Quote, verbatim, all material below, without pictures.

** begin **

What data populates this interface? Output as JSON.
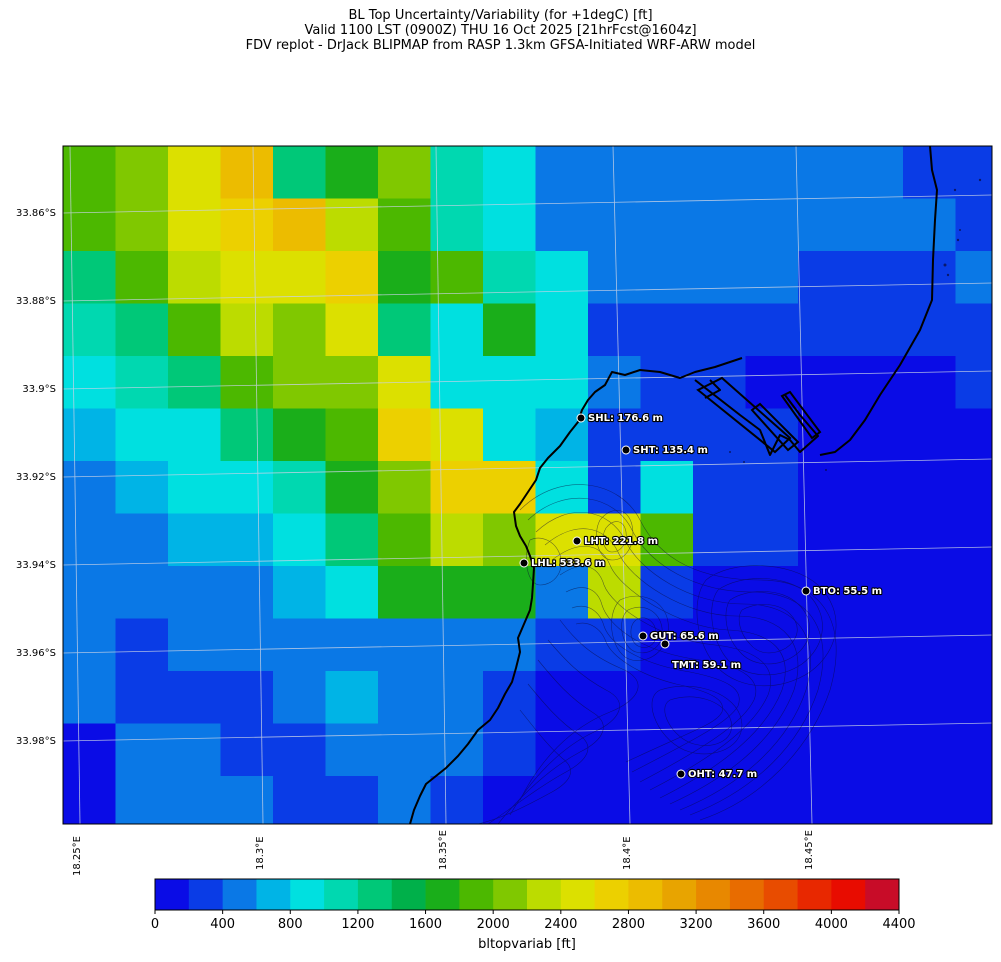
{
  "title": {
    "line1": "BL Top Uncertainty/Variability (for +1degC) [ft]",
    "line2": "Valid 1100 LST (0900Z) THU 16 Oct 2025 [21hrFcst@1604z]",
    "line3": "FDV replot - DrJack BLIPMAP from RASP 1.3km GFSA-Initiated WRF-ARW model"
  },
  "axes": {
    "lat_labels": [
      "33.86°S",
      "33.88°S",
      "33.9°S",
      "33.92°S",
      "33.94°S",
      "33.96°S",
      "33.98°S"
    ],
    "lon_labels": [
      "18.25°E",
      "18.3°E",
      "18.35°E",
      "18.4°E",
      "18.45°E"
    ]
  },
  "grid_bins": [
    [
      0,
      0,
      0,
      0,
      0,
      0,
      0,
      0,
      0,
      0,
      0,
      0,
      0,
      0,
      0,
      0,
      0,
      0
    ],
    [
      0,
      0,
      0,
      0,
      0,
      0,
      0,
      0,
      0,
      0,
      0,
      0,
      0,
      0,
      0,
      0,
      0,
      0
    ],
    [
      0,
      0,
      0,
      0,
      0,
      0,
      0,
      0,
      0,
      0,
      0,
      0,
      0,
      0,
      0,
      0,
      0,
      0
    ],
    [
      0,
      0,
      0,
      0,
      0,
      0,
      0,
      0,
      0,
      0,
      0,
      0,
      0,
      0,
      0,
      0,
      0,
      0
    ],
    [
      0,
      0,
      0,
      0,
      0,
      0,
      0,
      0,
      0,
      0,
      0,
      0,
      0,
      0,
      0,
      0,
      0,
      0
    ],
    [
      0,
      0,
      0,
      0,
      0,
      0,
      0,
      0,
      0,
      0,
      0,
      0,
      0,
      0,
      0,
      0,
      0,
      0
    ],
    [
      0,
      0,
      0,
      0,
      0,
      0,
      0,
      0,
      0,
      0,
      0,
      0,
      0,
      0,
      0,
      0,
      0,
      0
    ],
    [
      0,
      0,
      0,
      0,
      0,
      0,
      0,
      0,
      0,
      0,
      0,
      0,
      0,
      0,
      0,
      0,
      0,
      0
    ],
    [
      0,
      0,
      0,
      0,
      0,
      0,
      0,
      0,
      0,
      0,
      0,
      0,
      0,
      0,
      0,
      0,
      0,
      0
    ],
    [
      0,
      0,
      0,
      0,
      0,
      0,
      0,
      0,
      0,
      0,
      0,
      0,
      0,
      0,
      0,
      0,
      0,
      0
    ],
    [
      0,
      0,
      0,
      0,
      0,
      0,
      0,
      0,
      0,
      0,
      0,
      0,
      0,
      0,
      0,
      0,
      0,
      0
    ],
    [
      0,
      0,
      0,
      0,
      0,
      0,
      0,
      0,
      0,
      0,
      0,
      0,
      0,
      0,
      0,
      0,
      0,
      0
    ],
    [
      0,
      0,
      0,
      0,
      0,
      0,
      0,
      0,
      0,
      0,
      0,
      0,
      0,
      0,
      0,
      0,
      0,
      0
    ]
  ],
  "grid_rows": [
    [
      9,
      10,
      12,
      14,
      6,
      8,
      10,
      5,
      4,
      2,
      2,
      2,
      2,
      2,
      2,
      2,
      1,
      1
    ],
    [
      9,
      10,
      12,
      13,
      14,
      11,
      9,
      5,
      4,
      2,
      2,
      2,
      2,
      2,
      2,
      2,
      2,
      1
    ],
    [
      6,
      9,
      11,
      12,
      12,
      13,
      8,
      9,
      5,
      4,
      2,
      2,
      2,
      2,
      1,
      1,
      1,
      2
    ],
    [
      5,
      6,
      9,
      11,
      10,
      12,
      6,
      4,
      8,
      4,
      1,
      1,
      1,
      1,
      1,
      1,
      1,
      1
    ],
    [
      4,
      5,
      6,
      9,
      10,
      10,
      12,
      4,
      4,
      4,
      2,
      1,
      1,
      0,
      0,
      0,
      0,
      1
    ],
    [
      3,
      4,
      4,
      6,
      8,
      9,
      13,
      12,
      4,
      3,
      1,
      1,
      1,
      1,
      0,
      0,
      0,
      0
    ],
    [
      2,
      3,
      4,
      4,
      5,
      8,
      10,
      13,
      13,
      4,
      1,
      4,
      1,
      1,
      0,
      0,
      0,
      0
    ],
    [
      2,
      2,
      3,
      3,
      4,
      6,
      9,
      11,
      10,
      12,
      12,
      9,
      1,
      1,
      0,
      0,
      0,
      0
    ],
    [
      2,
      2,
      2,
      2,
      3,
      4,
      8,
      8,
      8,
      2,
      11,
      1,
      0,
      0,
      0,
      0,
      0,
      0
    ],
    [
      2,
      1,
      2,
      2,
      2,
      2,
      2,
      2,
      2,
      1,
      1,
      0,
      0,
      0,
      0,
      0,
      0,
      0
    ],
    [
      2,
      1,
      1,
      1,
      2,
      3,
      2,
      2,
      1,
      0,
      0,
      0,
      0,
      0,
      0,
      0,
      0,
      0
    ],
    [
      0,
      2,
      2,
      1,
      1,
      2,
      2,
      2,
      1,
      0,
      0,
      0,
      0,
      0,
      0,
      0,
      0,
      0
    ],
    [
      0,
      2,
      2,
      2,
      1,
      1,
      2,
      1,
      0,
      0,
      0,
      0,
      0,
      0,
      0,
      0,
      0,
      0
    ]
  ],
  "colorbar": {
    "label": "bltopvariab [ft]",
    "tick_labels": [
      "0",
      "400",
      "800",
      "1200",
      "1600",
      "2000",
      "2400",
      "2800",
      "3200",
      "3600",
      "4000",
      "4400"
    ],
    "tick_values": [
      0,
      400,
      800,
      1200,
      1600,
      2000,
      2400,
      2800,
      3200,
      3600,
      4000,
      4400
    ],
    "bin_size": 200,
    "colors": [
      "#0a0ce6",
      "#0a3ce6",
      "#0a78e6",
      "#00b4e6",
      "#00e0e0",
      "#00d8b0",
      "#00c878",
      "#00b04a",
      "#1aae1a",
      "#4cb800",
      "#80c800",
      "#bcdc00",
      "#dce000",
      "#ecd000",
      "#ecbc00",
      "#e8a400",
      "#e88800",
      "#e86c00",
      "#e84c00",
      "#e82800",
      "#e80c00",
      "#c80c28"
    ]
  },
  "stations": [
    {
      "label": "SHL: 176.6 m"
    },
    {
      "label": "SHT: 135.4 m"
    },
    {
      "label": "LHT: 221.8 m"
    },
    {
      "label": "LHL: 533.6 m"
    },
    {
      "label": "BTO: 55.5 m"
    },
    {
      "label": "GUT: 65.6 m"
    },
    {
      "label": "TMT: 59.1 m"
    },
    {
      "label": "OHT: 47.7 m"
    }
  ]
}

** end **

◆ **ANSWER TO THE EXERCISE**:
What data populates this interface? Output as JSON.
{
  "title": {
    "line1": "BL Top Uncertainty/Variability (for +1degC) [ft]",
    "line2": "Valid 1100 LST (0900Z) THU 16 Oct 2025 [21hrFcst@1604z]",
    "line3": "FDV replot - DrJack BLIPMAP from RASP 1.3km GFSA-Initiated WRF-ARW model"
  },
  "axes": {
    "lat_labels": [
      "33.86°S",
      "33.88°S",
      "33.9°S",
      "33.92°S",
      "33.94°S",
      "33.96°S",
      "33.98°S"
    ],
    "lon_labels": [
      "18.25°E",
      "18.3°E",
      "18.35°E",
      "18.4°E",
      "18.45°E"
    ]
  },
  "grid_bins": [
    [
      0,
      0,
      0,
      0,
      0,
      0,
      0,
      0,
      0,
      0,
      0,
      0,
      0,
      0,
      0,
      0,
      0,
      0
    ],
    [
      0,
      0,
      0,
      0,
      0,
      0,
      0,
      0,
      0,
      0,
      0,
      0,
      0,
      0,
      0,
      0,
      0,
      0
    ],
    [
      0,
      0,
      0,
      0,
      0,
      0,
      0,
      0,
      0,
      0,
      0,
      0,
      0,
      0,
      0,
      0,
      0,
      0
    ],
    [
      0,
      0,
      0,
      0,
      0,
      0,
      0,
      0,
      0,
      0,
      0,
      0,
      0,
      0,
      0,
      0,
      0,
      0
    ],
    [
      0,
      0,
      0,
      0,
      0,
      0,
      0,
      0,
      0,
      0,
      0,
      0,
      0,
      0,
      0,
      0,
      0,
      0
    ],
    [
      0,
      0,
      0,
      0,
      0,
      0,
      0,
      0,
      0,
      0,
      0,
      0,
      0,
      0,
      0,
      0,
      0,
      0
    ],
    [
      0,
      0,
      0,
      0,
      0,
      0,
      0,
      0,
      0,
      0,
      0,
      0,
      0,
      0,
      0,
      0,
      0,
      0
    ],
    [
      0,
      0,
      0,
      0,
      0,
      0,
      0,
      0,
      0,
      0,
      0,
      0,
      0,
      0,
      0,
      0,
      0,
      0
    ],
    [
      0,
      0,
      0,
      0,
      0,
      0,
      0,
      0,
      0,
      0,
      0,
      0,
      0,
      0,
      0,
      0,
      0,
      0
    ],
    [
      0,
      0,
      0,
      0,
      0,
      0,
      0,
      0,
      0,
      0,
      0,
      0,
      0,
      0,
      0,
      0,
      0,
      0
    ],
    [
      0,
      0,
      0,
      0,
      0,
      0,
      0,
      0,
      0,
      0,
      0,
      0,
      0,
      0,
      0,
      0,
      0,
      0
    ],
    [
      0,
      0,
      0,
      0,
      0,
      0,
      0,
      0,
      0,
      0,
      0,
      0,
      0,
      0,
      0,
      0,
      0,
      0
    ],
    [
      0,
      0,
      0,
      0,
      0,
      0,
      0,
      0,
      0,
      0,
      0,
      0,
      0,
      0,
      0,
      0,
      0,
      0
    ]
  ],
  "grid_rows": [
    [
      9,
      10,
      12,
      14,
      6,
      8,
      10,
      5,
      4,
      2,
      2,
      2,
      2,
      2,
      2,
      2,
      1,
      1
    ],
    [
      9,
      10,
      12,
      13,
      14,
      11,
      9,
      5,
      4,
      2,
      2,
      2,
      2,
      2,
      2,
      2,
      2,
      1
    ],
    [
      6,
      9,
      11,
      12,
      12,
      13,
      8,
      9,
      5,
      4,
      2,
      2,
      2,
      2,
      1,
      1,
      1,
      2
    ],
    [
      5,
      6,
      9,
      11,
      10,
      12,
      6,
      4,
      8,
      4,
      1,
      1,
      1,
      1,
      1,
      1,
      1,
      1
    ],
    [
      4,
      5,
      6,
      9,
      10,
      10,
      12,
      4,
      4,
      4,
      2,
      1,
      1,
      0,
      0,
      0,
      0,
      1
    ],
    [
      3,
      4,
      4,
      6,
      8,
      9,
      13,
      12,
      4,
      3,
      1,
      1,
      1,
      1,
      0,
      0,
      0,
      0
    ],
    [
      2,
      3,
      4,
      4,
      5,
      8,
      10,
      13,
      13,
      4,
      1,
      4,
      1,
      1,
      0,
      0,
      0,
      0
    ],
    [
      2,
      2,
      3,
      3,
      4,
      6,
      9,
      11,
      10,
      12,
      12,
      9,
      1,
      1,
      0,
      0,
      0,
      0
    ],
    [
      2,
      2,
      2,
      2,
      3,
      4,
      8,
      8,
      8,
      2,
      11,
      1,
      0,
      0,
      0,
      0,
      0,
      0
    ],
    [
      2,
      1,
      2,
      2,
      2,
      2,
      2,
      2,
      2,
      1,
      1,
      0,
      0,
      0,
      0,
      0,
      0,
      0
    ],
    [
      2,
      1,
      1,
      1,
      2,
      3,
      2,
      2,
      1,
      0,
      0,
      0,
      0,
      0,
      0,
      0,
      0,
      0
    ],
    [
      0,
      2,
      2,
      1,
      1,
      2,
      2,
      2,
      1,
      0,
      0,
      0,
      0,
      0,
      0,
      0,
      0,
      0
    ],
    [
      0,
      2,
      2,
      2,
      1,
      1,
      2,
      1,
      0,
      0,
      0,
      0,
      0,
      0,
      0,
      0,
      0,
      0
    ]
  ],
  "colorbar": {
    "label": "bltopvariab [ft]",
    "tick_labels": [
      "0",
      "400",
      "800",
      "1200",
      "1600",
      "2000",
      "2400",
      "2800",
      "3200",
      "3600",
      "4000",
      "4400"
    ],
    "tick_values": [
      0,
      400,
      800,
      1200,
      1600,
      2000,
      2400,
      2800,
      3200,
      3600,
      4000,
      4400
    ],
    "bin_size": 200,
    "colors": [
      "#0a0ce6",
      "#0a3ce6",
      "#0a78e6",
      "#00b4e6",
      "#00e0e0",
      "#00d8b0",
      "#00c878",
      "#00b04a",
      "#1aae1a",
      "#4cb800",
      "#80c800",
      "#bcdc00",
      "#dce000",
      "#ecd000",
      "#ecbc00",
      "#e8a400",
      "#e88800",
      "#e86c00",
      "#e84c00",
      "#e82800",
      "#e80c00",
      "#c80c28"
    ]
  },
  "stations": [
    {
      "label": "SHL: 176.6 m"
    },
    {
      "label": "SHT: 135.4 m"
    },
    {
      "label": "LHT: 221.8 m"
    },
    {
      "label": "LHL: 533.6 m"
    },
    {
      "label": "BTO: 55.5 m"
    },
    {
      "label": "GUT: 65.6 m"
    },
    {
      "label": "TMT: 59.1 m"
    },
    {
      "label": "OHT: 47.7 m"
    }
  ]
}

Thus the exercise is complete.